─── DATA SHOWN

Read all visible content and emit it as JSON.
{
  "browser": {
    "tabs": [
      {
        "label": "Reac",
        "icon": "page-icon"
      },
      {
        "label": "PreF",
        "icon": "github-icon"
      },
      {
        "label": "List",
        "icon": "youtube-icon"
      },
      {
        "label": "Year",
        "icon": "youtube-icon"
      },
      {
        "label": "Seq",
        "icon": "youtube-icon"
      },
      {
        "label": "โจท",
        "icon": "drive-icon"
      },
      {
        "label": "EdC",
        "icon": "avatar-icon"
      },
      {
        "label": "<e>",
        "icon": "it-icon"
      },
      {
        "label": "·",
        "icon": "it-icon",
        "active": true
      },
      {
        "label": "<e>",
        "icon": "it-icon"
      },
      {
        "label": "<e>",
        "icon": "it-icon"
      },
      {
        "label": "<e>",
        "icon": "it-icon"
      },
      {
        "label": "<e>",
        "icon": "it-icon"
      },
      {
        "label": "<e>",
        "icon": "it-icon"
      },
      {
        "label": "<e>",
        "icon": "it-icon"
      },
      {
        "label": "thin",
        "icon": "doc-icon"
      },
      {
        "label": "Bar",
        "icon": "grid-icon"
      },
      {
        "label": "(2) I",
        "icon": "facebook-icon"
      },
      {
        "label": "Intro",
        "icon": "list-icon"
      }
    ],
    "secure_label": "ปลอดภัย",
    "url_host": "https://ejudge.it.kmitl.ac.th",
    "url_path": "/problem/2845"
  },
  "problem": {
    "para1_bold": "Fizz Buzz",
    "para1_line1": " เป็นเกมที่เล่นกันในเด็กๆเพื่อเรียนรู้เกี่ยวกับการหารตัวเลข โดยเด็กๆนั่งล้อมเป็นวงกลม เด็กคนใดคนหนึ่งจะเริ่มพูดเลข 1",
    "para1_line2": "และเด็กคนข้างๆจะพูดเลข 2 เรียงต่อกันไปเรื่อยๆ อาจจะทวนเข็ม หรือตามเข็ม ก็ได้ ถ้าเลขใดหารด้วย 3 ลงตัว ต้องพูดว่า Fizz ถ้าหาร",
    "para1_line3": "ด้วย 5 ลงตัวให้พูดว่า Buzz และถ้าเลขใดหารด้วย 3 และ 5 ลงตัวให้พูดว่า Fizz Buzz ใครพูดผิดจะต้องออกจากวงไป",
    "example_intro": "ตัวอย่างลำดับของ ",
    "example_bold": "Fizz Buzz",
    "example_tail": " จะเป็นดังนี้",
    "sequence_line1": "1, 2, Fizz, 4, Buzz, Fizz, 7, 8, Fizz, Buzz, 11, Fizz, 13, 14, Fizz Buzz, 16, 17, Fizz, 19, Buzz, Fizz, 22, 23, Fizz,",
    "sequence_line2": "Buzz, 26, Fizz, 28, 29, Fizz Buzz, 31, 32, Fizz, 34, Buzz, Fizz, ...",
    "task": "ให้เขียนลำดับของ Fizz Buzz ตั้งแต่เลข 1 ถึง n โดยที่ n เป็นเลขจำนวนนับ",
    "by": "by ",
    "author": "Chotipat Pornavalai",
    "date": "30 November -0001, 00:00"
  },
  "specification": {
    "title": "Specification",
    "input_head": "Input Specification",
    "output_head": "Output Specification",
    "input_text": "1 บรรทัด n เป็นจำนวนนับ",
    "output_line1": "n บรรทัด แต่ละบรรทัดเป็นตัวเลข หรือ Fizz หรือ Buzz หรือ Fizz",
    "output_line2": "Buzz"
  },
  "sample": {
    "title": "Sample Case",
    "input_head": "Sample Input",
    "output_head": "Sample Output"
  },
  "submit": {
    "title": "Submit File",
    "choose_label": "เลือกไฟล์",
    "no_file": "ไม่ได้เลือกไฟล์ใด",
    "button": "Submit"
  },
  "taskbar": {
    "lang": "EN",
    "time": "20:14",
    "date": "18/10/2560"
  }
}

──────

TASK INSTRUCTIONS: Each line above must be printed exactly as it appears.

THE REPLY:
Read all visible content and emit it as JSON.
{
  "browser": {
    "tabs": [
      {
        "label": "Reac",
        "icon": "page-icon"
      },
      {
        "label": "PreF",
        "icon": "github-icon"
      },
      {
        "label": "List",
        "icon": "youtube-icon"
      },
      {
        "label": "Year",
        "icon": "youtube-icon"
      },
      {
        "label": "Seq",
        "icon": "youtube-icon"
      },
      {
        "label": "โจท",
        "icon": "drive-icon"
      },
      {
        "label": "EdC",
        "icon": "avatar-icon"
      },
      {
        "label": "<e>",
        "icon": "it-icon"
      },
      {
        "label": "·",
        "icon": "it-icon",
        "active": true
      },
      {
        "label": "<e>",
        "icon": "it-icon"
      },
      {
        "label": "<e>",
        "icon": "it-icon"
      },
      {
        "label": "<e>",
        "icon": "it-icon"
      },
      {
        "label": "<e>",
        "icon": "it-icon"
      },
      {
        "label": "<e>",
        "icon": "it-icon"
      },
      {
        "label": "<e>",
        "icon": "it-icon"
      },
      {
        "label": "thin",
        "icon": "doc-icon"
      },
      {
        "label": "Bar",
        "icon": "grid-icon"
      },
      {
        "label": "(2) I",
        "icon": "facebook-icon"
      },
      {
        "label": "Intro",
        "icon": "list-icon"
      }
    ],
    "secure_label": "ปลอดภัย",
    "url_host": "https://ejudge.it.kmitl.ac.th",
    "url_path": "/problem/2845"
  },
  "problem": {
    "para1_bold": "Fizz Buzz",
    "para1_line1": " เป็นเกมที่เล่นกันในเด็กๆเพื่อเรียนรู้เกี่ยวกับการหารตัวเลข โดยเด็กๆนั่งล้อมเป็นวงกลม เด็กคนใดคนหนึ่งจะเริ่มพูดเลข 1",
    "para1_line2": "และเด็กคนข้างๆจะพูดเลข 2 เรียงต่อกันไปเรื่อยๆ อาจจะทวนเข็ม หรือตามเข็ม ก็ได้ ถ้าเลขใดหารด้วย 3 ลงตัว ต้องพูดว่า Fizz ถ้าหาร",
    "para1_line3": "ด้วย 5 ลงตัวให้พูดว่า Buzz และถ้าเลขใดหารด้วย 3 และ 5 ลงตัวให้พูดว่า Fizz Buzz ใครพูดผิดจะต้องออกจากวงไป",
    "example_intro": "ตัวอย่างลำดับของ ",
    "example_bold": "Fizz Buzz",
    "example_tail": " จะเป็นดังนี้",
    "sequence_line1": "1, 2, Fizz, 4, Buzz, Fizz, 7, 8, Fizz, Buzz, 11, Fizz, 13, 14, Fizz Buzz, 16, 17, Fizz, 19, Buzz, Fizz, 22, 23, Fizz,",
    "sequence_line2": "Buzz, 26, Fizz, 28, 29, Fizz Buzz, 31, 32, Fizz, 34, Buzz, Fizz, ...",
    "task": "ให้เขียนลำดับของ Fizz Buzz ตั้งแต่เลข 1 ถึง n โดยที่ n เป็นเลขจำนวนนับ",
    "by": "by ",
    "author": "Chotipat Pornavalai",
    "date": "30 November -0001, 00:00"
  },
  "specification": {
    "title": "Specification",
    "input_head": "Input Specification",
    "output_head": "Output Specification",
    "input_text": "1 บรรทัด n เป็นจำนวนนับ",
    "output_line1": "n บรรทัด แต่ละบรรทัดเป็นตัวเลข หรือ Fizz หรือ Buzz หรือ Fizz",
    "output_line2": "Buzz"
  },
  "sample": {
    "title": "Sample Case",
    "input_head": "Sample Input",
    "output_head": "Sample Output"
  },
  "submit": {
    "title": "Submit File",
    "choose_label": "เลือกไฟล์",
    "no_file": "ไม่ได้เลือกไฟล์ใด",
    "button": "Submit"
  },
  "taskbar": {
    "lang": "EN",
    "time": "20:14",
    "date": "18/10/2560"
  }
}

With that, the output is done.